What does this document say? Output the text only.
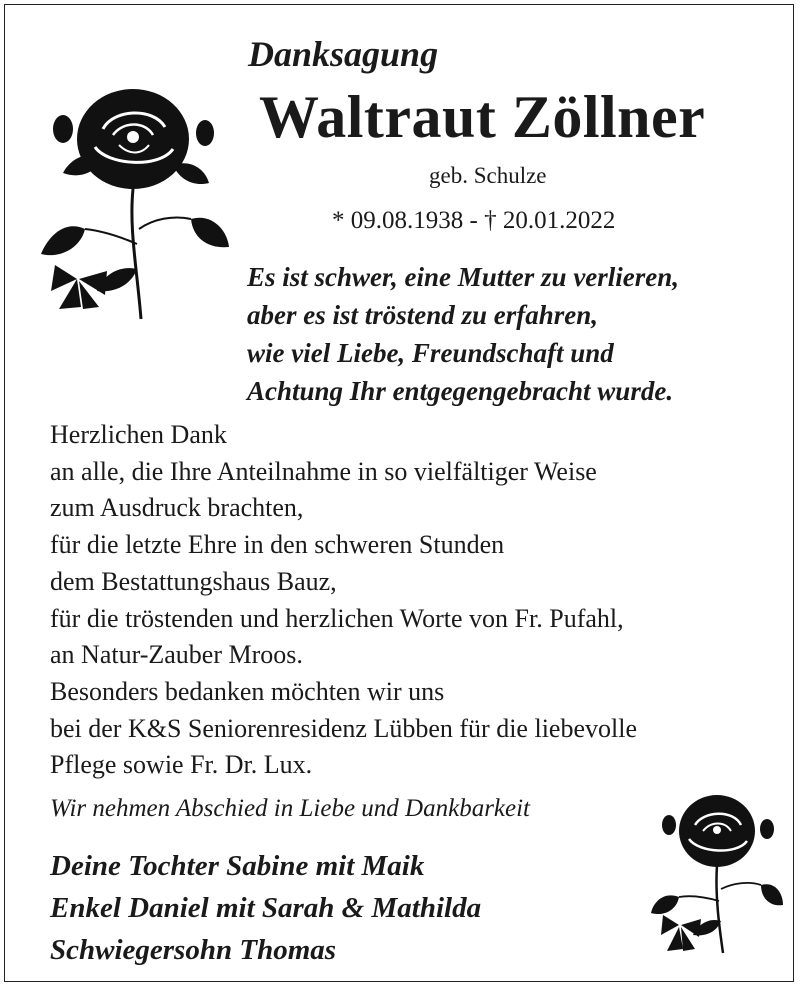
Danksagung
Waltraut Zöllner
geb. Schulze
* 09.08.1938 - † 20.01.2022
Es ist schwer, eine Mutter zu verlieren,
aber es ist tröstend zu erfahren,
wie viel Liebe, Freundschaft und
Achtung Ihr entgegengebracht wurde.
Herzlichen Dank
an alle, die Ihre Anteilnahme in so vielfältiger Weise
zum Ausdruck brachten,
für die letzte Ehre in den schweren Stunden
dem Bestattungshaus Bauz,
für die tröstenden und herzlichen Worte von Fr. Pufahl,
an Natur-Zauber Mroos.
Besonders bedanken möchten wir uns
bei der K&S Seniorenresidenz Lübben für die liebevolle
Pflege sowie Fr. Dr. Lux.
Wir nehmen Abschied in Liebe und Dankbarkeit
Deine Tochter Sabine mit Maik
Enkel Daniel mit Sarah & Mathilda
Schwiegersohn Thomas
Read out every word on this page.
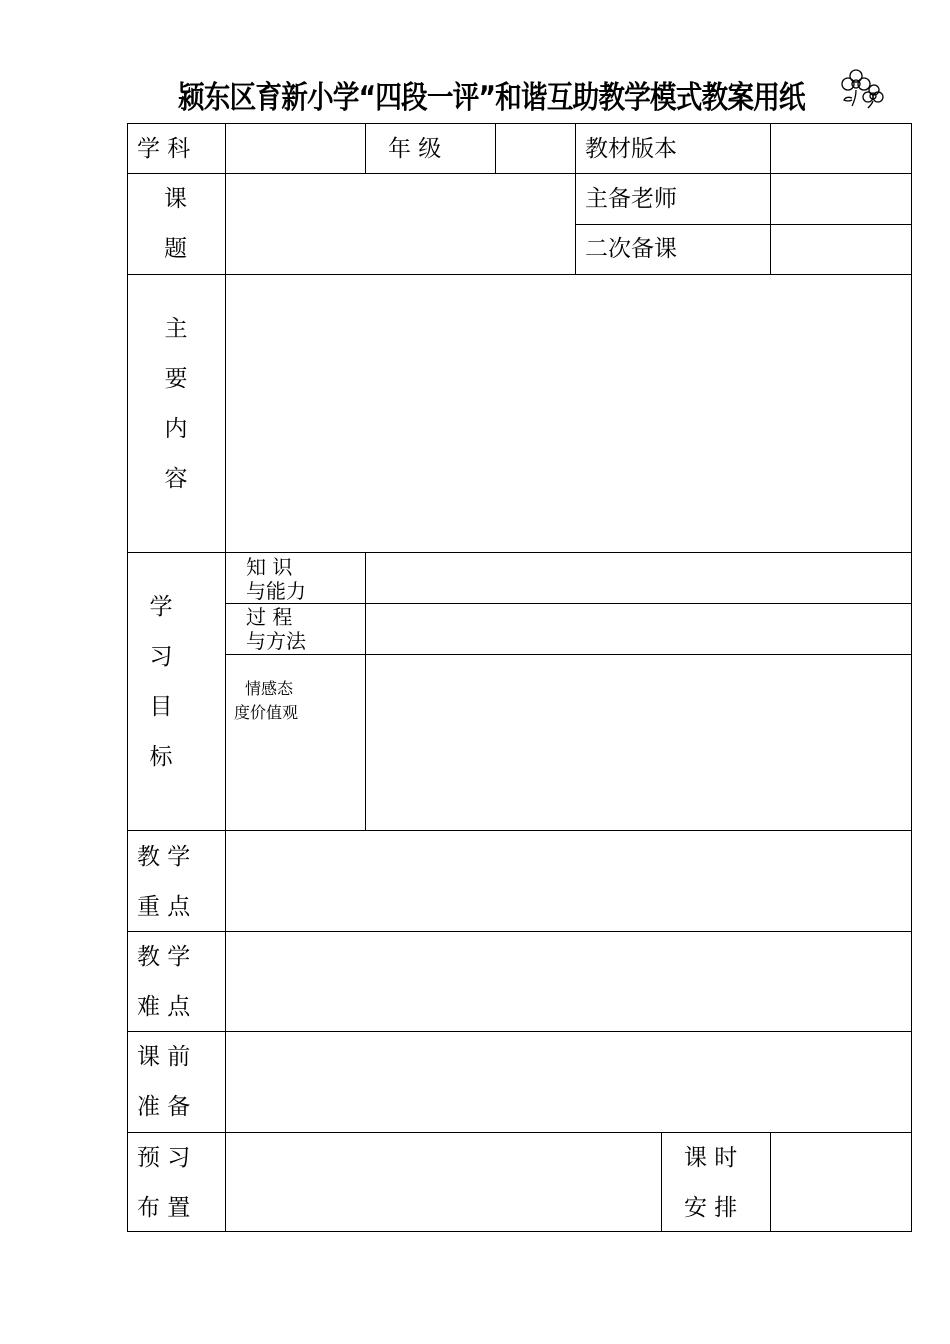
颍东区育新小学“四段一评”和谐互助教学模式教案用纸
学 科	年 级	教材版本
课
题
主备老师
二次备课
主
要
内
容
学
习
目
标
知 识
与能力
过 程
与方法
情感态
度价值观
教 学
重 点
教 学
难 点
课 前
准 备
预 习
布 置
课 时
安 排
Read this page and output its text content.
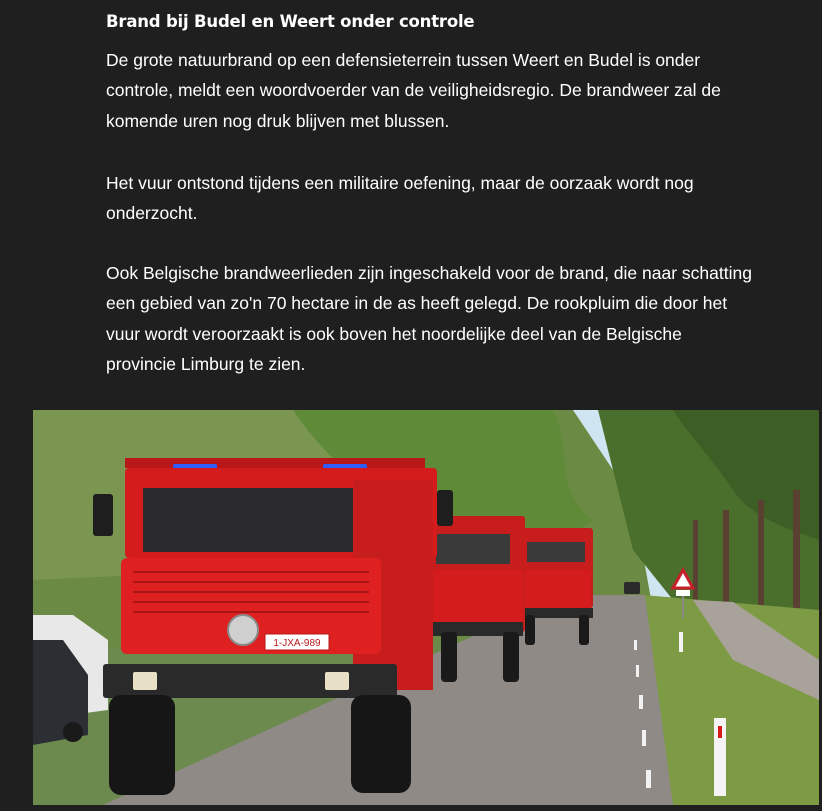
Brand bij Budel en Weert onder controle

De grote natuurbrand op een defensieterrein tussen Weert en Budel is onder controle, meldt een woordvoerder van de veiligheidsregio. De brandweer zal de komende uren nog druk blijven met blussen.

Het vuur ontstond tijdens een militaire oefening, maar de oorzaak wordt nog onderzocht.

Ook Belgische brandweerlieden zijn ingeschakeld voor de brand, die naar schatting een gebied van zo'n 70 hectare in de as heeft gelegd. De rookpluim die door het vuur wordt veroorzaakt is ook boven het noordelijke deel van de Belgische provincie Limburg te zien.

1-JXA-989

§

» WRITTEN TASK: Leaving all pictures aside, quote each record exactly.

» ANSWER BELOW:
What does this document say? Output the text only.
Danksagung
Waltraut Zöllner
geb. Schulze
* 09.08.1938 - † 20.01.2022
Es ist schwer, eine Mutter zu verlieren,
aber es ist tröstend zu erfahren,
wie viel Liebe, Freundschaft und
Achtung Ihr entgegengebracht wurde.
Herzlichen Dank
an alle, die Ihre Anteilnahme in so vielfältiger Weise
zum Ausdruck brachten,
für die letzte Ehre in den schweren Stunden
dem Bestattungshaus Bauz,
für die tröstenden und herzlichen Worte von Fr. Pufahl,
an Natur-Zauber Mroos.
Besonders bedanken möchten wir uns
bei der K&S Seniorenresidenz Lübben für die liebevolle
Pflege sowie Fr. Dr. Lux.
Wir nehmen Abschied in Liebe und Dankbarkeit
Deine Tochter Sabine mit Maik
Enkel Daniel mit Sarah & Mathilda
Schwiegersohn Thomas
Read out every word on this page.
颍东区育新小学“四段一评”和谐互助教学模式教案用纸
学 科	年 级	教材版本
课
题
主备老师
二次备课
主
要
内
容
学
习
目
标
知 识
与能力
过 程
与方法
情感态
度价值观
教 学
重 点
教 学
难 点
课 前
准 备
预 习
布 置
课 时
安 排
Read this page and output its text content.
Brand bij Budel en Weert onder controle

De grote natuurbrand op een defensieterrein tussen Weert en Budel is onder controle, meldt een woordvoerder van de veiligheidsregio. De brandweer zal de komende uren nog druk blijven met blussen.

Het vuur ontstond tijdens een militaire oefening, maar de oorzaak wordt nog onderzocht.

Ook Belgische brandweerlieden zijn ingeschakeld voor de brand, die naar schatting een gebied van zo'n 70 hectare in de as heeft gelegd. De rookpluim die door het vuur wordt veroorzaakt is ook boven het noordelijke deel van de Belgische provincie Limburg te zien.

1-JXA-989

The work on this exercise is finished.